Stored entries
━━━

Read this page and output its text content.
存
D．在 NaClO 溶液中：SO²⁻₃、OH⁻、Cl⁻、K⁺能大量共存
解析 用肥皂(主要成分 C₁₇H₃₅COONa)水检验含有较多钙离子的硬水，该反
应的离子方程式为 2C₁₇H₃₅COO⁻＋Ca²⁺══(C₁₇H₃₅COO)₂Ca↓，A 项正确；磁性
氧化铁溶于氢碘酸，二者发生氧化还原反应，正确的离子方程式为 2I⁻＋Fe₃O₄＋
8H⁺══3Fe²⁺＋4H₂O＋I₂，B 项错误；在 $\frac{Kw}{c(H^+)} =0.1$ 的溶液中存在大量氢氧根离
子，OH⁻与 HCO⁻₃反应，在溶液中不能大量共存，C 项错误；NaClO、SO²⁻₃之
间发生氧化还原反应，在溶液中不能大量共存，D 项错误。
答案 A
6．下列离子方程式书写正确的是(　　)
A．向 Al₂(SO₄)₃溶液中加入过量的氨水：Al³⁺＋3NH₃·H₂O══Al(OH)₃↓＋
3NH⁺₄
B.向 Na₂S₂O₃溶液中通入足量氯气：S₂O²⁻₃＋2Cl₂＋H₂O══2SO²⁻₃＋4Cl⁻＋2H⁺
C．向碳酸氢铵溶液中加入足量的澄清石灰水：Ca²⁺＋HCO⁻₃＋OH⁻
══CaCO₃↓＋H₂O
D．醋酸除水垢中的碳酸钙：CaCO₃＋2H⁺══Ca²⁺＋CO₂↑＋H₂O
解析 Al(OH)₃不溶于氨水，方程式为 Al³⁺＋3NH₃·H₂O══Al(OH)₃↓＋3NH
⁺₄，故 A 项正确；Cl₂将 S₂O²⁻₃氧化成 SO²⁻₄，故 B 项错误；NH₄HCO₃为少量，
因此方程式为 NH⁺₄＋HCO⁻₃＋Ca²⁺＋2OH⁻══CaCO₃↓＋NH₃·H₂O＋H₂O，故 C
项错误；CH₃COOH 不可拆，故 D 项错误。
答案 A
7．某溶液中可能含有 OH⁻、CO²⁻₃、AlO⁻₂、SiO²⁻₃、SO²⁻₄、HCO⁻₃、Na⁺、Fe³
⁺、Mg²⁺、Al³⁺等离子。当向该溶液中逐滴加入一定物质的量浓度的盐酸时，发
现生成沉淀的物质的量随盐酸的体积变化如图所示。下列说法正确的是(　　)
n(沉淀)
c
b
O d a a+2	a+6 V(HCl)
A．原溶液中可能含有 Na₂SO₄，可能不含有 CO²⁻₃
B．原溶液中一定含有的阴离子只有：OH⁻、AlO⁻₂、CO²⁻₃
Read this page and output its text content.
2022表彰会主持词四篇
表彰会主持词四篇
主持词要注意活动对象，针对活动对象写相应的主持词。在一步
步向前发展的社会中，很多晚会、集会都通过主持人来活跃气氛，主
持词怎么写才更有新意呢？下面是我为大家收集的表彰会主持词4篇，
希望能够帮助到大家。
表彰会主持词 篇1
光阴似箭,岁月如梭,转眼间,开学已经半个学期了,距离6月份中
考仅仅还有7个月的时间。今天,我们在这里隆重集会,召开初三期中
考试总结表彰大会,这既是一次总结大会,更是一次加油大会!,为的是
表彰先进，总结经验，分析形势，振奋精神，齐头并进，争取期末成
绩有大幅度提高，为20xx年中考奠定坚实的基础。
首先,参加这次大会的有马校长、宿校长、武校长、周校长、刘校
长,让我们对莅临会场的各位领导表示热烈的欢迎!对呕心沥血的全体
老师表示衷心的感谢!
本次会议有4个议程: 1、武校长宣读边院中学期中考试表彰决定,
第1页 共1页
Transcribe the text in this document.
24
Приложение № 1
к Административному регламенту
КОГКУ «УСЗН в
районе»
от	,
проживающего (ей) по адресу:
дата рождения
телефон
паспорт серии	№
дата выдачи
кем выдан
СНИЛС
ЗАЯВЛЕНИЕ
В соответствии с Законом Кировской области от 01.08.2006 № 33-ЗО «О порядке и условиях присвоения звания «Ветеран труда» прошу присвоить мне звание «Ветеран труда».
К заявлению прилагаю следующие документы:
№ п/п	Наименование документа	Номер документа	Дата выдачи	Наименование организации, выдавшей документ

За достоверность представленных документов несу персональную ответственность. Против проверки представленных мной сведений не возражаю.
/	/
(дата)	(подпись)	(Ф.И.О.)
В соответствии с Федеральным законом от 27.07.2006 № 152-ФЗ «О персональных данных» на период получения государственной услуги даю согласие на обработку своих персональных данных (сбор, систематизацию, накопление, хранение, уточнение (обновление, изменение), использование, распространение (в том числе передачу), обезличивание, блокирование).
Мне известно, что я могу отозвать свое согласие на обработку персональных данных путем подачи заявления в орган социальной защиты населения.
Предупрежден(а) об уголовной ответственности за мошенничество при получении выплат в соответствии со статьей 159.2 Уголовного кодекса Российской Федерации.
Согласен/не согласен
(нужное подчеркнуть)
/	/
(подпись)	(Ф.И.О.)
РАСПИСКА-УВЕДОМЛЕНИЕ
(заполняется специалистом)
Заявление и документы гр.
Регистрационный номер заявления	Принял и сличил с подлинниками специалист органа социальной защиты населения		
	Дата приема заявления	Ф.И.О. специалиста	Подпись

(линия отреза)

━━━

#### YOUR GOAL:
Give all the records again. Match them exactly.

#### THE SOLUTION:
Read this page and output its text content.
存
D．在 NaClO 溶液中：SO²⁻₃、OH⁻、Cl⁻、K⁺能大量共存
解析 用肥皂(主要成分 C₁₇H₃₅COONa)水检验含有较多钙离子的硬水，该反
应的离子方程式为 2C₁₇H₃₅COO⁻＋Ca²⁺══(C₁₇H₃₅COO)₂Ca↓，A 项正确；磁性
氧化铁溶于氢碘酸，二者发生氧化还原反应，正确的离子方程式为 2I⁻＋Fe₃O₄＋
8H⁺══3Fe²⁺＋4H₂O＋I₂，B 项错误；在 $\frac{Kw}{c(H^+)} =0.1$ 的溶液中存在大量氢氧根离
子，OH⁻与 HCO⁻₃反应，在溶液中不能大量共存，C 项错误；NaClO、SO²⁻₃之
间发生氧化还原反应，在溶液中不能大量共存，D 项错误。
答案 A
6．下列离子方程式书写正确的是(　　)
A．向 Al₂(SO₄)₃溶液中加入过量的氨水：Al³⁺＋3NH₃·H₂O══Al(OH)₃↓＋
3NH⁺₄
B.向 Na₂S₂O₃溶液中通入足量氯气：S₂O²⁻₃＋2Cl₂＋H₂O══2SO²⁻₃＋4Cl⁻＋2H⁺
C．向碳酸氢铵溶液中加入足量的澄清石灰水：Ca²⁺＋HCO⁻₃＋OH⁻
══CaCO₃↓＋H₂O
D．醋酸除水垢中的碳酸钙：CaCO₃＋2H⁺══Ca²⁺＋CO₂↑＋H₂O
解析 Al(OH)₃不溶于氨水，方程式为 Al³⁺＋3NH₃·H₂O══Al(OH)₃↓＋3NH
⁺₄，故 A 项正确；Cl₂将 S₂O²⁻₃氧化成 SO²⁻₄，故 B 项错误；NH₄HCO₃为少量，
因此方程式为 NH⁺₄＋HCO⁻₃＋Ca²⁺＋2OH⁻══CaCO₃↓＋NH₃·H₂O＋H₂O，故 C
项错误；CH₃COOH 不可拆，故 D 项错误。
答案 A
7．某溶液中可能含有 OH⁻、CO²⁻₃、AlO⁻₂、SiO²⁻₃、SO²⁻₄、HCO⁻₃、Na⁺、Fe³
⁺、Mg²⁺、Al³⁺等离子。当向该溶液中逐滴加入一定物质的量浓度的盐酸时，发
现生成沉淀的物质的量随盐酸的体积变化如图所示。下列说法正确的是(　　)
n(沉淀)
c
b
O d a a+2	a+6 V(HCl)
A．原溶液中可能含有 Na₂SO₄，可能不含有 CO²⁻₃
B．原溶液中一定含有的阴离子只有：OH⁻、AlO⁻₂、CO²⁻₃
Read this page and output its text content.
2022表彰会主持词四篇
表彰会主持词四篇
主持词要注意活动对象，针对活动对象写相应的主持词。在一步
步向前发展的社会中，很多晚会、集会都通过主持人来活跃气氛，主
持词怎么写才更有新意呢？下面是我为大家收集的表彰会主持词4篇，
希望能够帮助到大家。
表彰会主持词 篇1
光阴似箭,岁月如梭,转眼间,开学已经半个学期了,距离6月份中
考仅仅还有7个月的时间。今天,我们在这里隆重集会,召开初三期中
考试总结表彰大会,这既是一次总结大会,更是一次加油大会!,为的是
表彰先进，总结经验，分析形势，振奋精神，齐头并进，争取期末成
绩有大幅度提高，为20xx年中考奠定坚实的基础。
首先,参加这次大会的有马校长、宿校长、武校长、周校长、刘校
长,让我们对莅临会场的各位领导表示热烈的欢迎!对呕心沥血的全体
老师表示衷心的感谢!
本次会议有4个议程: 1、武校长宣读边院中学期中考试表彰决定,
第1页 共1页
Transcribe the text in this document.
24
Приложение № 1
к Административному регламенту
КОГКУ «УСЗН в
районе»
от	,
проживающего (ей) по адресу:
дата рождения
телефон
паспорт серии	№
дата выдачи
кем выдан
СНИЛС
ЗАЯВЛЕНИЕ
В соответствии с Законом Кировской области от 01.08.2006 № 33-ЗО «О порядке и условиях присвоения звания «Ветеран труда» прошу присвоить мне звание «Ветеран труда».
К заявлению прилагаю следующие документы:
№ п/п	Наименование документа	Номер документа	Дата выдачи	Наименование организации, выдавшей документ

За достоверность представленных документов несу персональную ответственность. Против проверки представленных мной сведений не возражаю.
/	/
(дата)	(подпись)	(Ф.И.О.)
В соответствии с Федеральным законом от 27.07.2006 № 152-ФЗ «О персональных данных» на период получения государственной услуги даю согласие на обработку своих персональных данных (сбор, систематизацию, накопление, хранение, уточнение (обновление, изменение), использование, распространение (в том числе передачу), обезличивание, блокирование).
Мне известно, что я могу отозвать свое согласие на обработку персональных данных путем подачи заявления в орган социальной защиты населения.
Предупрежден(а) об уголовной ответственности за мошенничество при получении выплат в соответствии со статьей 159.2 Уголовного кодекса Российской Федерации.
Согласен/не согласен
(нужное подчеркнуть)
/	/
(подпись)	(Ф.И.О.)
РАСПИСКА-УВЕДОМЛЕНИЕ
(заполняется специалистом)
Заявление и документы гр.
Регистрационный номер заявления	Принял и сличил с подлинниками специалист органа социальной защиты населения		
	Дата приема заявления	Ф.И.О. специалиста	Подпись

(линия отреза)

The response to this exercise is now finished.